• _TASK REQUIREMENTS_
Locate and copy every line of the data that contains the string "double", treating uppercase and lowercase letters as distinct.

• _THE RECORDS_

▼

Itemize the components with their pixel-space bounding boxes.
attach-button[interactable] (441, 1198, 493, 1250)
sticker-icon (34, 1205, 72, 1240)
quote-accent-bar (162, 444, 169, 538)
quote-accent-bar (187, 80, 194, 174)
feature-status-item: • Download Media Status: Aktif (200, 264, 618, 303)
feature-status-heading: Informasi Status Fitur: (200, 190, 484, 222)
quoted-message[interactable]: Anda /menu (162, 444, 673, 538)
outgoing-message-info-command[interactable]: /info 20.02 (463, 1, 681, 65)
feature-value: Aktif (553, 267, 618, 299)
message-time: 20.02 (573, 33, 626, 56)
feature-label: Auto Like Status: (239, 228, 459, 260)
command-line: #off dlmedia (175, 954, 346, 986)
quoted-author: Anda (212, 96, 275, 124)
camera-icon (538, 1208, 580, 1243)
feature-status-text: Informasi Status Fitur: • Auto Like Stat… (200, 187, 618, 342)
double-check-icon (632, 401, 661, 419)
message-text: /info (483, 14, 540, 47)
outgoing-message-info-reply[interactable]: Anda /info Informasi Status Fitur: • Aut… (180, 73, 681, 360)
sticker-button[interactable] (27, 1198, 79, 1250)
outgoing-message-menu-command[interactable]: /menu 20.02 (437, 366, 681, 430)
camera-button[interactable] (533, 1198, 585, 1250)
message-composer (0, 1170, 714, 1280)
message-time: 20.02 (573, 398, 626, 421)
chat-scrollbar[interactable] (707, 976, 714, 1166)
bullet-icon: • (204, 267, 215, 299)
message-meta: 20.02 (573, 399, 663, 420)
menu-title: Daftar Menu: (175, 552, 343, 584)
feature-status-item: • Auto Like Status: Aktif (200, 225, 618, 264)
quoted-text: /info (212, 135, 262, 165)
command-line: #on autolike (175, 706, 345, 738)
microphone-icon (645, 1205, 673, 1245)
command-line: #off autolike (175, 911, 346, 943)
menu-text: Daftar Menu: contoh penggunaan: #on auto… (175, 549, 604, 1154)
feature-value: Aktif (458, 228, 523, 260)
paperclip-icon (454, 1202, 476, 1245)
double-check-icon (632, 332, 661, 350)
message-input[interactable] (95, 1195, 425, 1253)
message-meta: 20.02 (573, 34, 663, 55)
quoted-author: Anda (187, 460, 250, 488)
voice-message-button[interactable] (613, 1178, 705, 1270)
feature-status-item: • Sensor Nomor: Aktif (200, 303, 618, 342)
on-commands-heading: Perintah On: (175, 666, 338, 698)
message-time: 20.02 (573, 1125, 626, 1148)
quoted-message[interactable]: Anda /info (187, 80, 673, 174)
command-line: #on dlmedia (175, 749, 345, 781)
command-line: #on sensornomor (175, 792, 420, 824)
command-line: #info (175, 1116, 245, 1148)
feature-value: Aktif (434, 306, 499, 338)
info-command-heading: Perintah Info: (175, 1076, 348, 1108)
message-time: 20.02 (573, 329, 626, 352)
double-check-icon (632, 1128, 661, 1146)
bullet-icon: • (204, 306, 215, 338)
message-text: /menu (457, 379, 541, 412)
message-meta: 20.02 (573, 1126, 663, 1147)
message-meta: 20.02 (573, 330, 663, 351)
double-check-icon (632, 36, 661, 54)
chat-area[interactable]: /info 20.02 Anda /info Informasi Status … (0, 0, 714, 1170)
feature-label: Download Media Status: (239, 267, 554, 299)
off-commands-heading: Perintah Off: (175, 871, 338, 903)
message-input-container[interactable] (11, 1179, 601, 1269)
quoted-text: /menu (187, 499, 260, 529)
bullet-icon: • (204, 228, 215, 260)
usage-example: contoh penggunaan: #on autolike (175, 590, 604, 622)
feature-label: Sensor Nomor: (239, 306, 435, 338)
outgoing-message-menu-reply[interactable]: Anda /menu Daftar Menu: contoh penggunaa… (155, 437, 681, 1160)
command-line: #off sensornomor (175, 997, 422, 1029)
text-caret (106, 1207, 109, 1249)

▲

• _CORRECT RESPONSE_
double-check-icon (632, 401, 661, 419)
double-check-icon (632, 332, 661, 350)
double-check-icon (632, 1128, 661, 1146)
double-check-icon (632, 36, 661, 54)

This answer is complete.